■ **What is required**
Each line below should be quoted exactly, please.

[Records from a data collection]
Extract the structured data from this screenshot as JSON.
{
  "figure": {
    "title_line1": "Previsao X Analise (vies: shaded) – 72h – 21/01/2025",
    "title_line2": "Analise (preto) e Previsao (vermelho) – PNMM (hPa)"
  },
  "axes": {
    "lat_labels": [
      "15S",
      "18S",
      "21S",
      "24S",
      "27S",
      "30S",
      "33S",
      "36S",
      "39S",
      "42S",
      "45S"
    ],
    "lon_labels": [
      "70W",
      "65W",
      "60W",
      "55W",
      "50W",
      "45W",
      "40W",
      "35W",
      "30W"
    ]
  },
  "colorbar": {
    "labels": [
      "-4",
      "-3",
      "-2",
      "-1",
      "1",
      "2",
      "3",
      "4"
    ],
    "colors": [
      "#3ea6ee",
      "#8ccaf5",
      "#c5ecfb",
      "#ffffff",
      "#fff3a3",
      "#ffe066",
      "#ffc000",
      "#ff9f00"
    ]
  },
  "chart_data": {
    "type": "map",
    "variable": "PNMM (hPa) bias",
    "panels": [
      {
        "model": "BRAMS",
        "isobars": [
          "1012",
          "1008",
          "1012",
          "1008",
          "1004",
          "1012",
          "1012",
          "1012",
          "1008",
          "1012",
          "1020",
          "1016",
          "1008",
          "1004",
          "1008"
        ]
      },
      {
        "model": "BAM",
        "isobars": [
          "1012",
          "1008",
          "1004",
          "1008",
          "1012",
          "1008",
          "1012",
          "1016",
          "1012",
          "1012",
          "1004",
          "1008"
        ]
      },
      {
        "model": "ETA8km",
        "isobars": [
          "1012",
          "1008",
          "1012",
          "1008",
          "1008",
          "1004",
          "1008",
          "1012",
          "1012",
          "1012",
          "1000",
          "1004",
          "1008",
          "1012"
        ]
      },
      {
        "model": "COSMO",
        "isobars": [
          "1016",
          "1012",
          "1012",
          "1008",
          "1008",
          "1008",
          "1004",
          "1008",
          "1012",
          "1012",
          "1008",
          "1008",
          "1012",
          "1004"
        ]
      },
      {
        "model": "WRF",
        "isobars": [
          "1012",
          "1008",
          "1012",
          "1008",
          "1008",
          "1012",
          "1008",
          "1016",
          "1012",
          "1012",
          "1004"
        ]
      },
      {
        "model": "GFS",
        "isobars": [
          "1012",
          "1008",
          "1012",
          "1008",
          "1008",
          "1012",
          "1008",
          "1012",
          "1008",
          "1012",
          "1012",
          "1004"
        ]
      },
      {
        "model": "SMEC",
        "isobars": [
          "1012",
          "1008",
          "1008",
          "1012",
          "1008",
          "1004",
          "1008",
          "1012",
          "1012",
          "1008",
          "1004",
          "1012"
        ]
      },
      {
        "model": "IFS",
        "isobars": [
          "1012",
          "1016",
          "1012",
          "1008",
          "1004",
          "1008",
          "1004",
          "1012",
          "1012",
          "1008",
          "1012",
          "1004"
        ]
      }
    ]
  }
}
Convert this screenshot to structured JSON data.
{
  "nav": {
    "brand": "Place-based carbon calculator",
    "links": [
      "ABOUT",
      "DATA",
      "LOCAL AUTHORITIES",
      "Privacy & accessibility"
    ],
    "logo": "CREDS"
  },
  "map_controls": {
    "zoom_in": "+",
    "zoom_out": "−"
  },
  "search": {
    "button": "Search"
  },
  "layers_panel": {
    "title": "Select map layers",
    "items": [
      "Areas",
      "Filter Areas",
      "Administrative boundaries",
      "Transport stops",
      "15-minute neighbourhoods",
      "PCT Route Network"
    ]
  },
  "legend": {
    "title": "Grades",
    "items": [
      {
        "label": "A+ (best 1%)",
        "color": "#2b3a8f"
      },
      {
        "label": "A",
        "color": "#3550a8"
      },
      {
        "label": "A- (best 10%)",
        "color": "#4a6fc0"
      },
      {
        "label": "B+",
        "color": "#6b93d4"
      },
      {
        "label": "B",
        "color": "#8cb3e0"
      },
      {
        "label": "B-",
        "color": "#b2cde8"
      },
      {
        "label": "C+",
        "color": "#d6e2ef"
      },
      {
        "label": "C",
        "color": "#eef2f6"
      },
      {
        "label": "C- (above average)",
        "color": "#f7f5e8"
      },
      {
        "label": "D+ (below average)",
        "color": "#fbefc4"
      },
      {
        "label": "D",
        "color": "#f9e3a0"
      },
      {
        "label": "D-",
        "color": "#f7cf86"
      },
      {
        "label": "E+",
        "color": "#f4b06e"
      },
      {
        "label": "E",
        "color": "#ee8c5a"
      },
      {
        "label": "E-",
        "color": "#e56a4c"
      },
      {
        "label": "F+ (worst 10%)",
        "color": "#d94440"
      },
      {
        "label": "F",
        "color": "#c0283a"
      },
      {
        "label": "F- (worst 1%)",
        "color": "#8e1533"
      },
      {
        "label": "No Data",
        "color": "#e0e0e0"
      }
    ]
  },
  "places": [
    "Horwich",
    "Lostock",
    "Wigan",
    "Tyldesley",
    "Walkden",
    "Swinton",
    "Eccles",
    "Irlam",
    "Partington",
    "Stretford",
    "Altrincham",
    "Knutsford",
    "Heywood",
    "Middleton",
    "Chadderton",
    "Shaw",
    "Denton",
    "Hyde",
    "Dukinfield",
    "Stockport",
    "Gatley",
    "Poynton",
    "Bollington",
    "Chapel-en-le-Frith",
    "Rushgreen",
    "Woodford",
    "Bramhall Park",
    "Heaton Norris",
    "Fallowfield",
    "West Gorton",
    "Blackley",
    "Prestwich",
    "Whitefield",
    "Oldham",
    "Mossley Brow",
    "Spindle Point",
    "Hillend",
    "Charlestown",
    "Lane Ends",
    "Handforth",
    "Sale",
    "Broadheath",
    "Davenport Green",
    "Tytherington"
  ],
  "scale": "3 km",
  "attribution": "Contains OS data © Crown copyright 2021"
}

■ **Complete output**
Extract the structured data from this screenshot as JSON.
{
  "figure": {
    "title_line1": "Previsao X Analise (vies: shaded) – 72h – 21/01/2025",
    "title_line2": "Analise (preto) e Previsao (vermelho) – PNMM (hPa)"
  },
  "axes": {
    "lat_labels": [
      "15S",
      "18S",
      "21S",
      "24S",
      "27S",
      "30S",
      "33S",
      "36S",
      "39S",
      "42S",
      "45S"
    ],
    "lon_labels": [
      "70W",
      "65W",
      "60W",
      "55W",
      "50W",
      "45W",
      "40W",
      "35W",
      "30W"
    ]
  },
  "colorbar": {
    "labels": [
      "-4",
      "-3",
      "-2",
      "-1",
      "1",
      "2",
      "3",
      "4"
    ],
    "colors": [
      "#3ea6ee",
      "#8ccaf5",
      "#c5ecfb",
      "#ffffff",
      "#fff3a3",
      "#ffe066",
      "#ffc000",
      "#ff9f00"
    ]
  },
  "chart_data": {
    "type": "map",
    "variable": "PNMM (hPa) bias",
    "panels": [
      {
        "model": "BRAMS",
        "isobars": [
          "1012",
          "1008",
          "1012",
          "1008",
          "1004",
          "1012",
          "1012",
          "1012",
          "1008",
          "1012",
          "1020",
          "1016",
          "1008",
          "1004",
          "1008"
        ]
      },
      {
        "model": "BAM",
        "isobars": [
          "1012",
          "1008",
          "1004",
          "1008",
          "1012",
          "1008",
          "1012",
          "1016",
          "1012",
          "1012",
          "1004",
          "1008"
        ]
      },
      {
        "model": "ETA8km",
        "isobars": [
          "1012",
          "1008",
          "1012",
          "1008",
          "1008",
          "1004",
          "1008",
          "1012",
          "1012",
          "1012",
          "1000",
          "1004",
          "1008",
          "1012"
        ]
      },
      {
        "model": "COSMO",
        "isobars": [
          "1016",
          "1012",
          "1012",
          "1008",
          "1008",
          "1008",
          "1004",
          "1008",
          "1012",
          "1012",
          "1008",
          "1008",
          "1012",
          "1004"
        ]
      },
      {
        "model": "WRF",
        "isobars": [
          "1012",
          "1008",
          "1012",
          "1008",
          "1008",
          "1012",
          "1008",
          "1016",
          "1012",
          "1012",
          "1004"
        ]
      },
      {
        "model": "GFS",
        "isobars": [
          "1012",
          "1008",
          "1012",
          "1008",
          "1008",
          "1012",
          "1008",
          "1012",
          "1008",
          "1012",
          "1012",
          "1004"
        ]
      },
      {
        "model": "SMEC",
        "isobars": [
          "1012",
          "1008",
          "1008",
          "1012",
          "1008",
          "1004",
          "1008",
          "1012",
          "1012",
          "1008",
          "1004",
          "1012"
        ]
      },
      {
        "model": "IFS",
        "isobars": [
          "1012",
          "1016",
          "1012",
          "1008",
          "1004",
          "1008",
          "1004",
          "1012",
          "1012",
          "1008",
          "1012",
          "1004"
        ]
      }
    ]
  }
}
Convert this screenshot to structured JSON data.
{
  "nav": {
    "brand": "Place-based carbon calculator",
    "links": [
      "ABOUT",
      "DATA",
      "LOCAL AUTHORITIES",
      "Privacy & accessibility"
    ],
    "logo": "CREDS"
  },
  "map_controls": {
    "zoom_in": "+",
    "zoom_out": "−"
  },
  "search": {
    "button": "Search"
  },
  "layers_panel": {
    "title": "Select map layers",
    "items": [
      "Areas",
      "Filter Areas",
      "Administrative boundaries",
      "Transport stops",
      "15-minute neighbourhoods",
      "PCT Route Network"
    ]
  },
  "legend": {
    "title": "Grades",
    "items": [
      {
        "label": "A+ (best 1%)",
        "color": "#2b3a8f"
      },
      {
        "label": "A",
        "color": "#3550a8"
      },
      {
        "label": "A- (best 10%)",
        "color": "#4a6fc0"
      },
      {
        "label": "B+",
        "color": "#6b93d4"
      },
      {
        "label": "B",
        "color": "#8cb3e0"
      },
      {
        "label": "B-",
        "color": "#b2cde8"
      },
      {
        "label": "C+",
        "color": "#d6e2ef"
      },
      {
        "label": "C",
        "color": "#eef2f6"
      },
      {
        "label": "C- (above average)",
        "color": "#f7f5e8"
      },
      {
        "label": "D+ (below average)",
        "color": "#fbefc4"
      },
      {
        "label": "D",
        "color": "#f9e3a0"
      },
      {
        "label": "D-",
        "color": "#f7cf86"
      },
      {
        "label": "E+",
        "color": "#f4b06e"
      },
      {
        "label": "E",
        "color": "#ee8c5a"
      },
      {
        "label": "E-",
        "color": "#e56a4c"
      },
      {
        "label": "F+ (worst 10%)",
        "color": "#d94440"
      },
      {
        "label": "F",
        "color": "#c0283a"
      },
      {
        "label": "F- (worst 1%)",
        "color": "#8e1533"
      },
      {
        "label": "No Data",
        "color": "#e0e0e0"
      }
    ]
  },
  "places": [
    "Horwich",
    "Lostock",
    "Wigan",
    "Tyldesley",
    "Walkden",
    "Swinton",
    "Eccles",
    "Irlam",
    "Partington",
    "Stretford",
    "Altrincham",
    "Knutsford",
    "Heywood",
    "Middleton",
    "Chadderton",
    "Shaw",
    "Denton",
    "Hyde",
    "Dukinfield",
    "Stockport",
    "Gatley",
    "Poynton",
    "Bollington",
    "Chapel-en-le-Frith",
    "Rushgreen",
    "Woodford",
    "Bramhall Park",
    "Heaton Norris",
    "Fallowfield",
    "West Gorton",
    "Blackley",
    "Prestwich",
    "Whitefield",
    "Oldham",
    "Mossley Brow",
    "Spindle Point",
    "Hillend",
    "Charlestown",
    "Lane Ends",
    "Handforth",
    "Sale",
    "Broadheath",
    "Davenport Green",
    "Tytherington"
  ],
  "scale": "3 km",
  "attribution": "Contains OS data © Crown copyright 2021"
}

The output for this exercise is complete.